▸ **Records from a dataset**:
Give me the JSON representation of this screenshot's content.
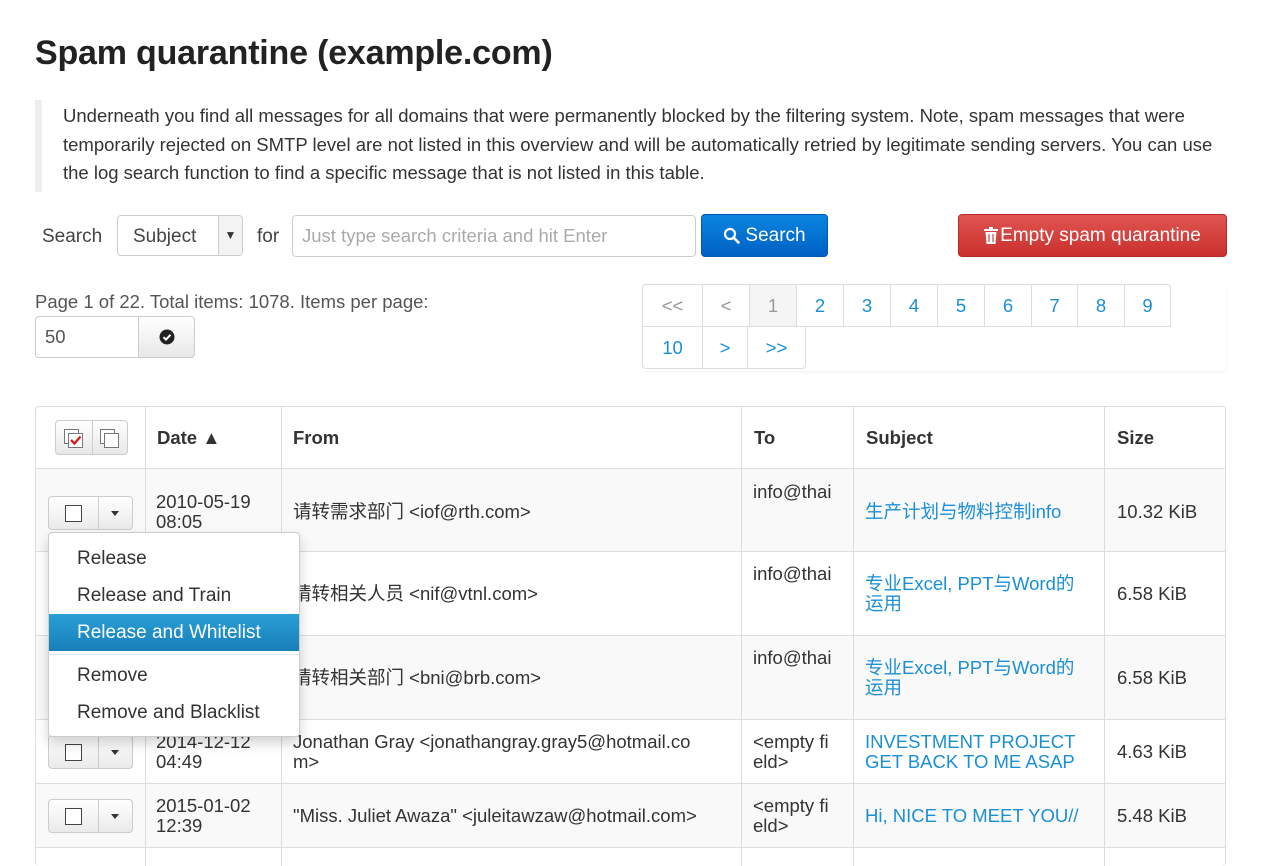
{
  "page": {
    "title": "Spam quarantine (example.com)",
    "intro": "Underneath you find all messages for all domains that were permanently blocked by the filtering system. Note, spam messages that were temporarily rejected on SMTP level are not listed in this overview and will be automatically retried by legitimate sending servers. You can use the log search function to find a specific message that is not listed in this table."
  },
  "search": {
    "label": "Search",
    "field_value": "Subject",
    "for_label": "for",
    "placeholder": "Just type search criteria and hit Enter",
    "button": "Search",
    "empty_button": "Empty spam quarantine"
  },
  "pagination": {
    "info": "Page 1 of 22. Total items: 1078. Items per page:",
    "per_page": "50",
    "pages": [
      "<<",
      "<",
      "1",
      "2",
      "3",
      "4",
      "5",
      "6",
      "7",
      "8",
      "9",
      "10",
      ">",
      ">>"
    ],
    "current": "1"
  },
  "table": {
    "headers": {
      "date": "Date ▲",
      "from": "From",
      "to": "To",
      "subject": "Subject",
      "size": "Size"
    },
    "rows": [
      {
        "date": [
          "2010-05-19",
          "08:05"
        ],
        "from": "请转需求部门 <iof@rth.com>",
        "to": [
          "info@thai"
        ],
        "subject": [
          "生产计划与物料控制info"
        ],
        "size": "10.32 KiB"
      },
      {
        "date": [
          "",
          ""
        ],
        "from": "请转相关人员 <nif@vtnl.com>",
        "to": [
          "info@thai"
        ],
        "subject": [
          "专业Excel, PPT与Word的",
          "运用"
        ],
        "size": "6.58 KiB"
      },
      {
        "date": [
          "",
          ""
        ],
        "from": "请转相关部门 <bni@brb.com>",
        "to": [
          "info@thai"
        ],
        "subject": [
          "专业Excel, PPT与Word的",
          "运用"
        ],
        "size": "6.58 KiB"
      },
      {
        "date": [
          "2014-12-12",
          "04:49"
        ],
        "from": "Jonathan Gray <jonathangray.gray5@hotmail.co\nm>",
        "to": [
          "<empty fi",
          "eld>"
        ],
        "subject": [
          "INVESTMENT PROJECT",
          "GET BACK TO ME ASAP"
        ],
        "size": "4.63 KiB"
      },
      {
        "date": [
          "2015-01-02",
          "12:39"
        ],
        "from": "\"Miss. Juliet Awaza\" <juleitawzaw@hotmail.com>",
        "to": [
          "<empty fi",
          "eld>"
        ],
        "subject": [
          "Hi, NICE TO MEET YOU//"
        ],
        "size": "5.48 KiB"
      }
    ]
  },
  "row_menu": {
    "items": [
      "Release",
      "Release and Train",
      "Release and Whitelist",
      "Remove",
      "Remove and Blacklist"
    ],
    "highlighted": "Release and Whitelist"
  },
  "colors": {
    "primary": "#0a75d6",
    "danger": "#d9534f",
    "link": "#1a8fd6",
    "menu_highlight": "#2289c4"
  }
}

▸ **INSTRUCTION**: Gather up the lines containing the word "Release" from these records and copy them.

▸ **ANSWER TO THE EXERCISE**:
      "Release",
      "Release and Train",
      "Release and Whitelist",
    "highlighted": "Release and Whitelist"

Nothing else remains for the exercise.